■ **SET TASK**:
Across the material below, how many lines contain the word "gear"? Give only the number.

[BEGIN]

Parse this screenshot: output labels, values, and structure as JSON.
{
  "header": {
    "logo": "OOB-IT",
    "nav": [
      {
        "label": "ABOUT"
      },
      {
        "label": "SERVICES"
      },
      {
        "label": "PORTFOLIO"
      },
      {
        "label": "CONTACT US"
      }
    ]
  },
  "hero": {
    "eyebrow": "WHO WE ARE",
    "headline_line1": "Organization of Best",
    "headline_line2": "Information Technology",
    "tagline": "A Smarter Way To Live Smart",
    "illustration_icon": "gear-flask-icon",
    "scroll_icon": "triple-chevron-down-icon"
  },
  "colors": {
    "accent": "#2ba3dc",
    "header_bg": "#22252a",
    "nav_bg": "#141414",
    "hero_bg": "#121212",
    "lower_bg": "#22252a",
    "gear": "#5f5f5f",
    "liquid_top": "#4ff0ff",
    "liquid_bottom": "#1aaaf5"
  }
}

[END]
[BEGIN]

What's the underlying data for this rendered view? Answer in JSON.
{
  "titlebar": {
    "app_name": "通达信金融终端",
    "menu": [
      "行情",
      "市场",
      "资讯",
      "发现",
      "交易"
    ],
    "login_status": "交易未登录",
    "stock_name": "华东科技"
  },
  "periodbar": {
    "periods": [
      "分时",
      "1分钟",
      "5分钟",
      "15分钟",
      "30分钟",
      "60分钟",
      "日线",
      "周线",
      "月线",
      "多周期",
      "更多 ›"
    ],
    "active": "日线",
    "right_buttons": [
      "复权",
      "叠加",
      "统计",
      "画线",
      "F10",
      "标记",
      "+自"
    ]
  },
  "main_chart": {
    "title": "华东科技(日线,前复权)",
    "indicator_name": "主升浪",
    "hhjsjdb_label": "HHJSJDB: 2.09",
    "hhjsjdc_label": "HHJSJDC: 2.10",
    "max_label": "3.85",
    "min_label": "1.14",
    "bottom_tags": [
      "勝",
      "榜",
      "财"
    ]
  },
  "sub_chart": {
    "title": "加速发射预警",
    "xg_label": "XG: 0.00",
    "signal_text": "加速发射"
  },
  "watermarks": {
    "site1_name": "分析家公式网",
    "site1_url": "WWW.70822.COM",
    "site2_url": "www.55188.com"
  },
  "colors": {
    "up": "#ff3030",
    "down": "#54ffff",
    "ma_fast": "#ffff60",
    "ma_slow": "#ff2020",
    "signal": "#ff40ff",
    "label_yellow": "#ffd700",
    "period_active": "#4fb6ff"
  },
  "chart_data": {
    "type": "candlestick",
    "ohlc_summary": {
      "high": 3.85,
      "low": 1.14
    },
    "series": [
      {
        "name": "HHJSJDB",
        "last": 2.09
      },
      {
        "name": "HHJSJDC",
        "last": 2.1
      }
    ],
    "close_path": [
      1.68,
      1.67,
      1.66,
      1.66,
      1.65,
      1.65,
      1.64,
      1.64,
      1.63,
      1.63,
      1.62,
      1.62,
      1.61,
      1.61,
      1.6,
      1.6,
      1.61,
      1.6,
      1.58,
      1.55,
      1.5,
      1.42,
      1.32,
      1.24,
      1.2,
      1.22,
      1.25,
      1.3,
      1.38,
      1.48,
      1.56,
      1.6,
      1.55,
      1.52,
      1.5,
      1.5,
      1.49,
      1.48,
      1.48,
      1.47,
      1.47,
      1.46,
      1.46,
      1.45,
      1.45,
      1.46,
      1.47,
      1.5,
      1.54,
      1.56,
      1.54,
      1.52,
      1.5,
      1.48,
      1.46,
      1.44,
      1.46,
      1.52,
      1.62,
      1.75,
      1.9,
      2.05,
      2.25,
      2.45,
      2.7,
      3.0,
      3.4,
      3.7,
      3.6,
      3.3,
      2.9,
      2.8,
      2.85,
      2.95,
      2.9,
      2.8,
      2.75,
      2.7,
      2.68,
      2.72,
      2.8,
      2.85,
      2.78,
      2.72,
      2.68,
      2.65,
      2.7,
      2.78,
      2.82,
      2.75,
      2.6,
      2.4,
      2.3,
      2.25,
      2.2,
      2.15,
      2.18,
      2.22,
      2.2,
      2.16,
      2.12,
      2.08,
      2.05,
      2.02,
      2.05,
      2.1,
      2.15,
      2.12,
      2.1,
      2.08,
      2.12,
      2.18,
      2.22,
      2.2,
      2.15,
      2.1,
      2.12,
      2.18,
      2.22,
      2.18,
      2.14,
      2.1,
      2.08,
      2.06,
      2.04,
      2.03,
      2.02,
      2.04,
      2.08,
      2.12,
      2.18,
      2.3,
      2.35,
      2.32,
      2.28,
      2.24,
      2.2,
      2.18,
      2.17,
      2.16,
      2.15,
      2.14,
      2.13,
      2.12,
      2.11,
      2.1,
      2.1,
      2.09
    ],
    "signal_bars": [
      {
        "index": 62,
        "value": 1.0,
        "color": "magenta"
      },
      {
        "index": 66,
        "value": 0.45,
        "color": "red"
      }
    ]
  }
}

[END]
[BEGIN]

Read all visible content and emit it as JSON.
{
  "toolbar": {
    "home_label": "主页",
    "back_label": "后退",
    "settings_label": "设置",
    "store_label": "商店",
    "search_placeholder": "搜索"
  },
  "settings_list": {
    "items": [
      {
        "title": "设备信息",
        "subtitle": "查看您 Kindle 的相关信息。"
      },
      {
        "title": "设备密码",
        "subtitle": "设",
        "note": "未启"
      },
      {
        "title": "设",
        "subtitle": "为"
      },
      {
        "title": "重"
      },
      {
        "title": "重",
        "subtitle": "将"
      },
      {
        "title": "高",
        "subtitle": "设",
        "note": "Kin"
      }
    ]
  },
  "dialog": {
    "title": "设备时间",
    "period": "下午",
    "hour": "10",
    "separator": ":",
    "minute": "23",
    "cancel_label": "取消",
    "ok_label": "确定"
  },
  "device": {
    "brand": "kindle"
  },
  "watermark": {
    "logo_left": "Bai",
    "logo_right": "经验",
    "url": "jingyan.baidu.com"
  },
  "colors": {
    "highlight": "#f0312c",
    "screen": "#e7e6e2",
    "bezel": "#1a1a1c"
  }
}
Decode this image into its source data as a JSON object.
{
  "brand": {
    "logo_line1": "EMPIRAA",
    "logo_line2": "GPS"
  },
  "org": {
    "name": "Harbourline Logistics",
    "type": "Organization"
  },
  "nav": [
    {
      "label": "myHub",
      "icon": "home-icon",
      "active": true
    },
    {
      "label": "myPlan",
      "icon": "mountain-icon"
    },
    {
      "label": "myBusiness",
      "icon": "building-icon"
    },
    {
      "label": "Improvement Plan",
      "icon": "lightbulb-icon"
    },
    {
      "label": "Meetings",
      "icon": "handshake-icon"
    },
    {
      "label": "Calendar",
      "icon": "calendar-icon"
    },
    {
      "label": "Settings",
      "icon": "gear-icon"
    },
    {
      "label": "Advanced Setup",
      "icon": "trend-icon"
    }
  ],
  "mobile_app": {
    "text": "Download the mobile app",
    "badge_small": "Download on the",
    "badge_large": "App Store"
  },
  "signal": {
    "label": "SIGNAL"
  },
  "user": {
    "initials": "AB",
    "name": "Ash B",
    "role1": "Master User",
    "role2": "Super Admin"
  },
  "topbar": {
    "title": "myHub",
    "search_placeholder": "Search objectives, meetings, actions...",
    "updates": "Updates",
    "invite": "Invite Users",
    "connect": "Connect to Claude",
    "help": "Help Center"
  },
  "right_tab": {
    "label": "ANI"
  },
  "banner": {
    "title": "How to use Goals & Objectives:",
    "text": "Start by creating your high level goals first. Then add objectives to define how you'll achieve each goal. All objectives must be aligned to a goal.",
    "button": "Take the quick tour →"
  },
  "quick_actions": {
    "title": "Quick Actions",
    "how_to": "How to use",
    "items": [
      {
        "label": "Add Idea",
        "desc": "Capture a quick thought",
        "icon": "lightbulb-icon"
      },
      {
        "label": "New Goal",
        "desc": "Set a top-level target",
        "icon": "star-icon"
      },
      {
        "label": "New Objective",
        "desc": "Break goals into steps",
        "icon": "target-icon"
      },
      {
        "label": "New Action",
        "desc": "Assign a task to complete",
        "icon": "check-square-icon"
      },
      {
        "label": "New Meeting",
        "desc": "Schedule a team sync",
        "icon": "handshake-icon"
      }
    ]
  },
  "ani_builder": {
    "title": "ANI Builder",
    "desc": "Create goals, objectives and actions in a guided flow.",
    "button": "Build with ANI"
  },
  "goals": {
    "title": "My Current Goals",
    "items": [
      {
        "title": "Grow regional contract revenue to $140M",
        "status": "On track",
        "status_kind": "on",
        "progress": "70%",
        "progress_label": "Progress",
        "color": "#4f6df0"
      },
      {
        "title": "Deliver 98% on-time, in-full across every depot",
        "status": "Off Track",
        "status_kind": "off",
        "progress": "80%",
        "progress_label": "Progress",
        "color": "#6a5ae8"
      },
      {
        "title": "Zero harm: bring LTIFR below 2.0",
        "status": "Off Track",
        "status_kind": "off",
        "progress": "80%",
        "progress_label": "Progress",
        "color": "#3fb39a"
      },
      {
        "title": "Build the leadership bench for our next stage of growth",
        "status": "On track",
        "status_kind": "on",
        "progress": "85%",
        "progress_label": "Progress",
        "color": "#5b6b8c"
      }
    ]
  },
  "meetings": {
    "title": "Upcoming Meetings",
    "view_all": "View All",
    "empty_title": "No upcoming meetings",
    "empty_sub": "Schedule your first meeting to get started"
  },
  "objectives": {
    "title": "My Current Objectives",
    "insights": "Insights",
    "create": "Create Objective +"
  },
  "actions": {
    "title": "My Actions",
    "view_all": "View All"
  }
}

[END]

■ **ANSWER TO THIS PROBLEM**:
3